Dataset records on visual material
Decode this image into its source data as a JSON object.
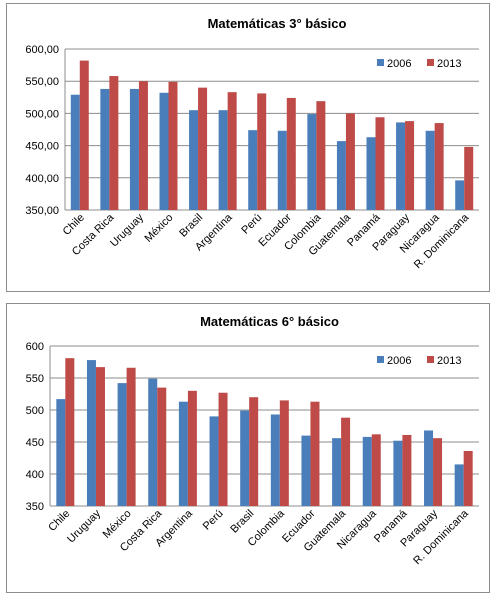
{
  "charts": [
    {
      "type": "bar",
      "title": "Matemáticas 3° básico",
      "categories": [
        "Chile",
        "Costa Rica",
        "Uruguay",
        "México",
        "Brasil",
        "Argentina",
        "Perú",
        "Ecuador",
        "Colombia",
        "Guatemala",
        "Panamá",
        "Paraguay",
        "Nicaragua",
        "R. Dominicana"
      ],
      "series": [
        {
          "name": "2006",
          "color": "#4a7ebb",
          "values": [
            529,
            538,
            538,
            532,
            505,
            505,
            474,
            473,
            499,
            457,
            463,
            486,
            473,
            396
          ]
        },
        {
          "name": "2013",
          "color": "#be4b48",
          "values": [
            582,
            558,
            550,
            549,
            540,
            533,
            531,
            524,
            519,
            500,
            494,
            488,
            485,
            448
          ]
        }
      ],
      "ylim": [
        350,
        600
      ],
      "ticks": [
        "350,00",
        "400,00",
        "450,00",
        "500,00",
        "550,00",
        "600,00"
      ],
      "legend": "top-right",
      "grid": true
    },
    {
      "type": "bar",
      "title": "Matemáticas 6° básico",
      "categories": [
        "Chile",
        "Uruguay",
        "México",
        "Costa Rica",
        "Argentina",
        "Perú",
        "Brasil",
        "Colombia",
        "Ecuador",
        "Guatemala",
        "Nicaragua",
        "Panamá",
        "Paraguay",
        "R. Dominicana"
      ],
      "series": [
        {
          "name": "2006",
          "color": "#4a7ebb",
          "values": [
            517,
            578,
            542,
            549,
            513,
            490,
            499,
            493,
            460,
            456,
            458,
            452,
            468,
            415
          ]
        },
        {
          "name": "2013",
          "color": "#be4b48",
          "values": [
            581,
            567,
            566,
            535,
            530,
            527,
            520,
            515,
            513,
            488,
            462,
            461,
            456,
            436
          ]
        }
      ],
      "ylim": [
        350,
        600
      ],
      "ticks": [
        "350",
        "400",
        "450",
        "500",
        "550",
        "600"
      ],
      "legend": "top-right",
      "grid": true
    }
  ]
}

**Work to do**
Every line above should be returned word for word, with the pictures left behind.

**Full answer**
Decode this image into its source data as a JSON object.
{
  "charts": [
    {
      "type": "bar",
      "title": "Matemáticas 3° básico",
      "categories": [
        "Chile",
        "Costa Rica",
        "Uruguay",
        "México",
        "Brasil",
        "Argentina",
        "Perú",
        "Ecuador",
        "Colombia",
        "Guatemala",
        "Panamá",
        "Paraguay",
        "Nicaragua",
        "R. Dominicana"
      ],
      "series": [
        {
          "name": "2006",
          "color": "#4a7ebb",
          "values": [
            529,
            538,
            538,
            532,
            505,
            505,
            474,
            473,
            499,
            457,
            463,
            486,
            473,
            396
          ]
        },
        {
          "name": "2013",
          "color": "#be4b48",
          "values": [
            582,
            558,
            550,
            549,
            540,
            533,
            531,
            524,
            519,
            500,
            494,
            488,
            485,
            448
          ]
        }
      ],
      "ylim": [
        350,
        600
      ],
      "ticks": [
        "350,00",
        "400,00",
        "450,00",
        "500,00",
        "550,00",
        "600,00"
      ],
      "legend": "top-right",
      "grid": true
    },
    {
      "type": "bar",
      "title": "Matemáticas 6° básico",
      "categories": [
        "Chile",
        "Uruguay",
        "México",
        "Costa Rica",
        "Argentina",
        "Perú",
        "Brasil",
        "Colombia",
        "Ecuador",
        "Guatemala",
        "Nicaragua",
        "Panamá",
        "Paraguay",
        "R. Dominicana"
      ],
      "series": [
        {
          "name": "2006",
          "color": "#4a7ebb",
          "values": [
            517,
            578,
            542,
            549,
            513,
            490,
            499,
            493,
            460,
            456,
            458,
            452,
            468,
            415
          ]
        },
        {
          "name": "2013",
          "color": "#be4b48",
          "values": [
            581,
            567,
            566,
            535,
            530,
            527,
            520,
            515,
            513,
            488,
            462,
            461,
            456,
            436
          ]
        }
      ],
      "ylim": [
        350,
        600
      ],
      "ticks": [
        "350",
        "400",
        "450",
        "500",
        "550",
        "600"
      ],
      "legend": "top-right",
      "grid": true
    }
  ]
}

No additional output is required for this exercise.